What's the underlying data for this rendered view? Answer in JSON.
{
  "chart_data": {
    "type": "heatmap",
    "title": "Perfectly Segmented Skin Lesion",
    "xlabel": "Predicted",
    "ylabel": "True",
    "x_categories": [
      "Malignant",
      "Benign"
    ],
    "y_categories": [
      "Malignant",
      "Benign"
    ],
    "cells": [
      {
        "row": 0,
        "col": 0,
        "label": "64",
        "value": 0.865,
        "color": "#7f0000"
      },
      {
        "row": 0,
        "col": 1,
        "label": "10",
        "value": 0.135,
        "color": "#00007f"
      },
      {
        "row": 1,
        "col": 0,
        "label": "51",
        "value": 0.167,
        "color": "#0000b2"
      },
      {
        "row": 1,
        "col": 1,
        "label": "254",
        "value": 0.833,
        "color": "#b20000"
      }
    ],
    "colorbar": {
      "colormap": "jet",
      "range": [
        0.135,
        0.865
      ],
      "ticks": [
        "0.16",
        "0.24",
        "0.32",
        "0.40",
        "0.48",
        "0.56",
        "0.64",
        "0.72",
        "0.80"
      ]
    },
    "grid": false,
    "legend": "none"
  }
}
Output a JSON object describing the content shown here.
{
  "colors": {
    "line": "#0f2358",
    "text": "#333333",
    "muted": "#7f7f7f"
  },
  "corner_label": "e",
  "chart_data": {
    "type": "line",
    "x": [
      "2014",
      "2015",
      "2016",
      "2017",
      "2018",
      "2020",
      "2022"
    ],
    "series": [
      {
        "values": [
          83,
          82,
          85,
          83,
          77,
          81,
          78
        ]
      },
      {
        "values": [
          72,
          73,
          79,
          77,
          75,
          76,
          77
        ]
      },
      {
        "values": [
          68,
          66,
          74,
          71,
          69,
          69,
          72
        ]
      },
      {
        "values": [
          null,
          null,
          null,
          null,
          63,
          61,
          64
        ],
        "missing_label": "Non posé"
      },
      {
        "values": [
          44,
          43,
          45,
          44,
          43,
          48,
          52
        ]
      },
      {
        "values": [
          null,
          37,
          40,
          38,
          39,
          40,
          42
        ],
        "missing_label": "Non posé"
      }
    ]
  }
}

===

# WRITTEN PROBLEM
What needs duplicating is the run of lines from the one containing "Output a JSON" through the last line of the entries above, exact and complete.

# EXERCISE OUTPUT
Output a JSON object describing the content shown here.
{
  "colors": {
    "line": "#0f2358",
    "text": "#333333",
    "muted": "#7f7f7f"
  },
  "corner_label": "e",
  "chart_data": {
    "type": "line",
    "x": [
      "2014",
      "2015",
      "2016",
      "2017",
      "2018",
      "2020",
      "2022"
    ],
    "series": [
      {
        "values": [
          83,
          82,
          85,
          83,
          77,
          81,
          78
        ]
      },
      {
        "values": [
          72,
          73,
          79,
          77,
          75,
          76,
          77
        ]
      },
      {
        "values": [
          68,
          66,
          74,
          71,
          69,
          69,
          72
        ]
      },
      {
        "values": [
          null,
          null,
          null,
          null,
          63,
          61,
          64
        ],
        "missing_label": "Non posé"
      },
      {
        "values": [
          44,
          43,
          45,
          44,
          43,
          48,
          52
        ]
      },
      {
        "values": [
          null,
          37,
          40,
          38,
          39,
          40,
          42
        ],
        "missing_label": "Non posé"
      }
    ]
  }
}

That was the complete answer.